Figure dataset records
· · · · ·
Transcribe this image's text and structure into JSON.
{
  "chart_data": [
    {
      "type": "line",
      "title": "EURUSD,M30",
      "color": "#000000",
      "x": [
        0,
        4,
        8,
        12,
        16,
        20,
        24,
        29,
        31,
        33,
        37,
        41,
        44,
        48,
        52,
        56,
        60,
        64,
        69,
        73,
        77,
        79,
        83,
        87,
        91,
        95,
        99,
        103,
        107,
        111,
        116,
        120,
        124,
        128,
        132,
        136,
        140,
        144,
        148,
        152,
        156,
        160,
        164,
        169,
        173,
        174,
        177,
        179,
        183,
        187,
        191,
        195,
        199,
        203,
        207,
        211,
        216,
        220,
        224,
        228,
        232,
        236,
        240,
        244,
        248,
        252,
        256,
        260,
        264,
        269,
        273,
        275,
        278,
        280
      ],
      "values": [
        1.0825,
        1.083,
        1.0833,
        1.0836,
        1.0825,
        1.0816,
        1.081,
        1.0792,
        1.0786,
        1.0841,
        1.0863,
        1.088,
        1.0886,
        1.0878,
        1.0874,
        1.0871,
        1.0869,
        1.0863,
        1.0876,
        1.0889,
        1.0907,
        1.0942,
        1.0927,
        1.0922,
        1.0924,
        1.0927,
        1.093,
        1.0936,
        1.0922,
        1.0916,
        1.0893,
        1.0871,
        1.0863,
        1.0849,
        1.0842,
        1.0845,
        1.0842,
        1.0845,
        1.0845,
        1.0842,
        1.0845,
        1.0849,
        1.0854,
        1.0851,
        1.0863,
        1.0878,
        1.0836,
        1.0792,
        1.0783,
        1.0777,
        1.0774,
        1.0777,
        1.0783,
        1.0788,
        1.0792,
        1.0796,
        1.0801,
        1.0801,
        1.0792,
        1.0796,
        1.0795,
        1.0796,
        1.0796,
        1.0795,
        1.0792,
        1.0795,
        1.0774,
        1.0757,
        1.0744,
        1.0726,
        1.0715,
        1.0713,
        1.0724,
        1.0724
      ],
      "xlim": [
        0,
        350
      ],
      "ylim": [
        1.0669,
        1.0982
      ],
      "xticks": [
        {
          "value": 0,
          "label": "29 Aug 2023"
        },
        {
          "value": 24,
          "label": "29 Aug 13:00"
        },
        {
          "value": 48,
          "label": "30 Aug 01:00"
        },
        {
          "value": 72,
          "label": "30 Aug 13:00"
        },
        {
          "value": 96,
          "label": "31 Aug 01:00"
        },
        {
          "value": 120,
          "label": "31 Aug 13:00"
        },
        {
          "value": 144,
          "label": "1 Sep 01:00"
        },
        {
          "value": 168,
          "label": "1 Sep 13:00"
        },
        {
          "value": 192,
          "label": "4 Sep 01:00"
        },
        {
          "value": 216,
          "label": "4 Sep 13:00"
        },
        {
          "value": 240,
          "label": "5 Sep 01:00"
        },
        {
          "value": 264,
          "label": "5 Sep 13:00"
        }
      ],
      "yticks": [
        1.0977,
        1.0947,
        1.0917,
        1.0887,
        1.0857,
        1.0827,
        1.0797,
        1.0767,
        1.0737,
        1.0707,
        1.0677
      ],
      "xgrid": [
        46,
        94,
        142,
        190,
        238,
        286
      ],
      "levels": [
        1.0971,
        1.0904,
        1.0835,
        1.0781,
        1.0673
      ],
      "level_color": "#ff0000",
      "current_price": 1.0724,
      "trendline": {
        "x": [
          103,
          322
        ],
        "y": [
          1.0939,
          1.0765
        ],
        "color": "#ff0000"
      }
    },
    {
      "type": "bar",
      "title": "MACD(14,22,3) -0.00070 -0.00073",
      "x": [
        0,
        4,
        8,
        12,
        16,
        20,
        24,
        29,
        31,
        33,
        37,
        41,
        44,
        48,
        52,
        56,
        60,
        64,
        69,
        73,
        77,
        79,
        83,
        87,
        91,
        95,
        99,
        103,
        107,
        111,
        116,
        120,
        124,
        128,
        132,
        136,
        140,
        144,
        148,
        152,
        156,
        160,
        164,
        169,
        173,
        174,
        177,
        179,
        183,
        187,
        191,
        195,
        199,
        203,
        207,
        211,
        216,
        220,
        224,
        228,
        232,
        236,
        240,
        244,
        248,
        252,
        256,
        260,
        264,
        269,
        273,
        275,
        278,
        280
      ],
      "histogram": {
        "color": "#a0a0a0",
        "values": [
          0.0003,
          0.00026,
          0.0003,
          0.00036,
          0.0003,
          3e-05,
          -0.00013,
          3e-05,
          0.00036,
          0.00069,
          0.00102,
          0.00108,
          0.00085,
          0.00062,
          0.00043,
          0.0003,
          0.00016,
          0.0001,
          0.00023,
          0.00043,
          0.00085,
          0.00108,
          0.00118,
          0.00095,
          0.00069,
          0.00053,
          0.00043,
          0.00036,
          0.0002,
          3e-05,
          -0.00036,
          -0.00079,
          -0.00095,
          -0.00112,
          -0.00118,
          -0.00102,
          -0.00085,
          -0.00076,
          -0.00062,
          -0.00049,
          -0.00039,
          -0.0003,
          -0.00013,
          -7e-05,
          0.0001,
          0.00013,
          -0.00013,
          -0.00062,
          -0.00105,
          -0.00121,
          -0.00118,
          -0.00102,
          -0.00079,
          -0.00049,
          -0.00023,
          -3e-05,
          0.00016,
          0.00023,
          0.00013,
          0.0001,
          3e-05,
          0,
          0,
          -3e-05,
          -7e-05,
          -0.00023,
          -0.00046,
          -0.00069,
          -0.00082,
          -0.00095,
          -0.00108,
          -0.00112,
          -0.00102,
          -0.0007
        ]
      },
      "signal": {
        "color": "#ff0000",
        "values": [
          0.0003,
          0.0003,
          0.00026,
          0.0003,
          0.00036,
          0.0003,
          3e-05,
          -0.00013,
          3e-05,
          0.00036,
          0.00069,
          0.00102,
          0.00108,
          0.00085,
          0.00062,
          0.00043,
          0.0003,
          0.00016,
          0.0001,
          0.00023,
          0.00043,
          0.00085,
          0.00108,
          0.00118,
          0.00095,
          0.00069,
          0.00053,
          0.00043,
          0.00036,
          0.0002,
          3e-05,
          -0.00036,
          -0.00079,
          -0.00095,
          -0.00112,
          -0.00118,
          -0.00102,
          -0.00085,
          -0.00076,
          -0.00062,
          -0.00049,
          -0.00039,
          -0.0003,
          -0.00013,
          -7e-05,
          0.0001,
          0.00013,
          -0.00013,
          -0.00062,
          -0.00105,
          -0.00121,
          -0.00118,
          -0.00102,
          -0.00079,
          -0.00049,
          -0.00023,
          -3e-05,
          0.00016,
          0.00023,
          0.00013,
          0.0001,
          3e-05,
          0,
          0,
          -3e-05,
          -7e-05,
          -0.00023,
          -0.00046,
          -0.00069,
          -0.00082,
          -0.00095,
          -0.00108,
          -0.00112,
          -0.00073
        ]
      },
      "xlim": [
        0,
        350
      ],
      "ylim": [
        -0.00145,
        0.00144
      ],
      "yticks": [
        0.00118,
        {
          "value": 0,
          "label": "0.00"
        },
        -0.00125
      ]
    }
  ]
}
· · · · ·
Scan the data above; copy every line where "title" appears.

• **WRITTEN RESPONSE**:
      "title": "EURUSD,M30",
      "title": "MACD(14,22,3) -0.00070 -0.00073",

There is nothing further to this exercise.